Dataset entries
^^^^^^^^^^^^^^^^

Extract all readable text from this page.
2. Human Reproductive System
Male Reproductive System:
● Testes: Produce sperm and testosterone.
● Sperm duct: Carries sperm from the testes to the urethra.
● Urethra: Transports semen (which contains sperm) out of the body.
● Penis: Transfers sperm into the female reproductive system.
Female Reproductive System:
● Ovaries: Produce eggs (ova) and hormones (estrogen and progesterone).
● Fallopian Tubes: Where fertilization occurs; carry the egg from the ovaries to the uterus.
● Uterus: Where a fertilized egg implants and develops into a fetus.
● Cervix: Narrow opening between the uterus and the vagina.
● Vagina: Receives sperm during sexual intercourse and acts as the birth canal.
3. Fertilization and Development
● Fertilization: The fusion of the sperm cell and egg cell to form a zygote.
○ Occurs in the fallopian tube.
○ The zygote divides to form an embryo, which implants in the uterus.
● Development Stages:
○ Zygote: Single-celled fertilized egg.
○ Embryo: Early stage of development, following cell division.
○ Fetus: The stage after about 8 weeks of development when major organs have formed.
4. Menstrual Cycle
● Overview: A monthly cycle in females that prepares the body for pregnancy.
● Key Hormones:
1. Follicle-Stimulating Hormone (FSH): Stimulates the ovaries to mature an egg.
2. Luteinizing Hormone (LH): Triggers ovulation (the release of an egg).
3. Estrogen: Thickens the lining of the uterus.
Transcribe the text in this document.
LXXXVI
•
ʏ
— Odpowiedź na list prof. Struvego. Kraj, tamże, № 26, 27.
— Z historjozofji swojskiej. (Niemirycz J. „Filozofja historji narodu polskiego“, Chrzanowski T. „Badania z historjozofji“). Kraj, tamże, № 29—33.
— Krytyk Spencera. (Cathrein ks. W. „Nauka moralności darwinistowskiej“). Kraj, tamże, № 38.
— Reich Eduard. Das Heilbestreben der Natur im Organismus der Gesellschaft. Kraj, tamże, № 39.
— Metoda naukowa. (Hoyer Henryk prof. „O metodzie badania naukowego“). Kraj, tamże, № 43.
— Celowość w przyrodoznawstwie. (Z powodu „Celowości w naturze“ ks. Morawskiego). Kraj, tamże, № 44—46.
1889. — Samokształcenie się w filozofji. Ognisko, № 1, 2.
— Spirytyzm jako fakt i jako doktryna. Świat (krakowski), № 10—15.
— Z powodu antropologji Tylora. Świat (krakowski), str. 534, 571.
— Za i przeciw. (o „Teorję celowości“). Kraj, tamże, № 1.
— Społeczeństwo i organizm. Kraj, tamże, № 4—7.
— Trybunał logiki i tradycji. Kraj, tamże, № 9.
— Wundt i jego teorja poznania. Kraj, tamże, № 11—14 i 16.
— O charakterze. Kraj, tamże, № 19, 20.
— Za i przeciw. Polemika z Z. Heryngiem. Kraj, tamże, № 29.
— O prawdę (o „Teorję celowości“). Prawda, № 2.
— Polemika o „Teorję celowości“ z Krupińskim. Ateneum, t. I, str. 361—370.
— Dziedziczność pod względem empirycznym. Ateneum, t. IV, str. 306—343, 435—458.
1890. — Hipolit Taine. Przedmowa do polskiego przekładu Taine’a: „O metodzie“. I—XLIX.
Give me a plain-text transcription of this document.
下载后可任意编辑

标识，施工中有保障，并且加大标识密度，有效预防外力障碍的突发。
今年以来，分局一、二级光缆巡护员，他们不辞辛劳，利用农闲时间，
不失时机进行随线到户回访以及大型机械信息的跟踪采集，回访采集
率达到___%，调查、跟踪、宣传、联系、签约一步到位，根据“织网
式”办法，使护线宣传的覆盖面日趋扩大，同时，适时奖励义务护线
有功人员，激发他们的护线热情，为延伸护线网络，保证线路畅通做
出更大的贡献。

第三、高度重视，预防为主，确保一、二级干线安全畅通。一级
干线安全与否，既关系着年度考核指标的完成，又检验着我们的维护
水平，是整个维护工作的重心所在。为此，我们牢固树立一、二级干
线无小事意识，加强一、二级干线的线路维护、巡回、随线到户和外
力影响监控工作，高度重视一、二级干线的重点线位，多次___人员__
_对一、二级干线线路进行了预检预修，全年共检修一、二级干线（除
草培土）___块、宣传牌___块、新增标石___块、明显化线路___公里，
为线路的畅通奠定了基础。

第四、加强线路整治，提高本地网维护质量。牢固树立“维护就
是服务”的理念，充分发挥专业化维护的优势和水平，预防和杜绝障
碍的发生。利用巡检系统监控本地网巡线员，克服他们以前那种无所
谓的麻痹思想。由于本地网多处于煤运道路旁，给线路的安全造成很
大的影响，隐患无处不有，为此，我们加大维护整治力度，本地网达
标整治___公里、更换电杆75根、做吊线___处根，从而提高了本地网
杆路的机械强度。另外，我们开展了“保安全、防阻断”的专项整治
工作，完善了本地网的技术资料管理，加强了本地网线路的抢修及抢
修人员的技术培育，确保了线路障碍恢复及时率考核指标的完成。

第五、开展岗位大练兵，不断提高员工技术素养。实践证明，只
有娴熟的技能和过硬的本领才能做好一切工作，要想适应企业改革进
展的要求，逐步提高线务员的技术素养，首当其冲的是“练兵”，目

^^^^^^^^^^^^^^^^

** PROBLEM TO WORK ON **
The records above should be repeated in full, exactly as given.

** ANSWER TO THIS TASK **
Extract all readable text from this page.
2. Human Reproductive System
Male Reproductive System:
● Testes: Produce sperm and testosterone.
● Sperm duct: Carries sperm from the testes to the urethra.
● Urethra: Transports semen (which contains sperm) out of the body.
● Penis: Transfers sperm into the female reproductive system.
Female Reproductive System:
● Ovaries: Produce eggs (ova) and hormones (estrogen and progesterone).
● Fallopian Tubes: Where fertilization occurs; carry the egg from the ovaries to the uterus.
● Uterus: Where a fertilized egg implants and develops into a fetus.
● Cervix: Narrow opening between the uterus and the vagina.
● Vagina: Receives sperm during sexual intercourse and acts as the birth canal.
3. Fertilization and Development
● Fertilization: The fusion of the sperm cell and egg cell to form a zygote.
○ Occurs in the fallopian tube.
○ The zygote divides to form an embryo, which implants in the uterus.
● Development Stages:
○ Zygote: Single-celled fertilized egg.
○ Embryo: Early stage of development, following cell division.
○ Fetus: The stage after about 8 weeks of development when major organs have formed.
4. Menstrual Cycle
● Overview: A monthly cycle in females that prepares the body for pregnancy.
● Key Hormones:
1. Follicle-Stimulating Hormone (FSH): Stimulates the ovaries to mature an egg.
2. Luteinizing Hormone (LH): Triggers ovulation (the release of an egg).
3. Estrogen: Thickens the lining of the uterus.
Transcribe the text in this document.
LXXXVI
•
ʏ
— Odpowiedź na list prof. Struvego. Kraj, tamże, № 26, 27.
— Z historjozofji swojskiej. (Niemirycz J. „Filozofja historji narodu polskiego“, Chrzanowski T. „Badania z historjozofji“). Kraj, tamże, № 29—33.
— Krytyk Spencera. (Cathrein ks. W. „Nauka moralności darwinistowskiej“). Kraj, tamże, № 38.
— Reich Eduard. Das Heilbestreben der Natur im Organismus der Gesellschaft. Kraj, tamże, № 39.
— Metoda naukowa. (Hoyer Henryk prof. „O metodzie badania naukowego“). Kraj, tamże, № 43.
— Celowość w przyrodoznawstwie. (Z powodu „Celowości w naturze“ ks. Morawskiego). Kraj, tamże, № 44—46.
1889. — Samokształcenie się w filozofji. Ognisko, № 1, 2.
— Spirytyzm jako fakt i jako doktryna. Świat (krakowski), № 10—15.
— Z powodu antropologji Tylora. Świat (krakowski), str. 534, 571.
— Za i przeciw. (o „Teorję celowości“). Kraj, tamże, № 1.
— Społeczeństwo i organizm. Kraj, tamże, № 4—7.
— Trybunał logiki i tradycji. Kraj, tamże, № 9.
— Wundt i jego teorja poznania. Kraj, tamże, № 11—14 i 16.
— O charakterze. Kraj, tamże, № 19, 20.
— Za i przeciw. Polemika z Z. Heryngiem. Kraj, tamże, № 29.
— O prawdę (o „Teorję celowości“). Prawda, № 2.
— Polemika o „Teorję celowości“ z Krupińskim. Ateneum, t. I, str. 361—370.
— Dziedziczność pod względem empirycznym. Ateneum, t. IV, str. 306—343, 435—458.
1890. — Hipolit Taine. Przedmowa do polskiego przekładu Taine’a: „O metodzie“. I—XLIX.
Give me a plain-text transcription of this document.
下载后可任意编辑

标识，施工中有保障，并且加大标识密度，有效预防外力障碍的突发。
今年以来，分局一、二级光缆巡护员，他们不辞辛劳，利用农闲时间，
不失时机进行随线到户回访以及大型机械信息的跟踪采集，回访采集
率达到___%，调查、跟踪、宣传、联系、签约一步到位，根据“织网
式”办法，使护线宣传的覆盖面日趋扩大，同时，适时奖励义务护线
有功人员，激发他们的护线热情，为延伸护线网络，保证线路畅通做
出更大的贡献。

第三、高度重视，预防为主，确保一、二级干线安全畅通。一级
干线安全与否，既关系着年度考核指标的完成，又检验着我们的维护
水平，是整个维护工作的重心所在。为此，我们牢固树立一、二级干
线无小事意识，加强一、二级干线的线路维护、巡回、随线到户和外
力影响监控工作，高度重视一、二级干线的重点线位，多次___人员__
_对一、二级干线线路进行了预检预修，全年共检修一、二级干线（除
草培土）___块、宣传牌___块、新增标石___块、明显化线路___公里，
为线路的畅通奠定了基础。

第四、加强线路整治，提高本地网维护质量。牢固树立“维护就
是服务”的理念，充分发挥专业化维护的优势和水平，预防和杜绝障
碍的发生。利用巡检系统监控本地网巡线员，克服他们以前那种无所
谓的麻痹思想。由于本地网多处于煤运道路旁，给线路的安全造成很
大的影响，隐患无处不有，为此，我们加大维护整治力度，本地网达
标整治___公里、更换电杆75根、做吊线___处根，从而提高了本地网
杆路的机械强度。另外，我们开展了“保安全、防阻断”的专项整治
工作，完善了本地网的技术资料管理，加强了本地网线路的抢修及抢
修人员的技术培育，确保了线路障碍恢复及时率考核指标的完成。

第五、开展岗位大练兵，不断提高员工技术素养。实践证明，只
有娴熟的技能和过硬的本领才能做好一切工作，要想适应企业改革进
展的要求，逐步提高线务员的技术素养，首当其冲的是“练兵”，目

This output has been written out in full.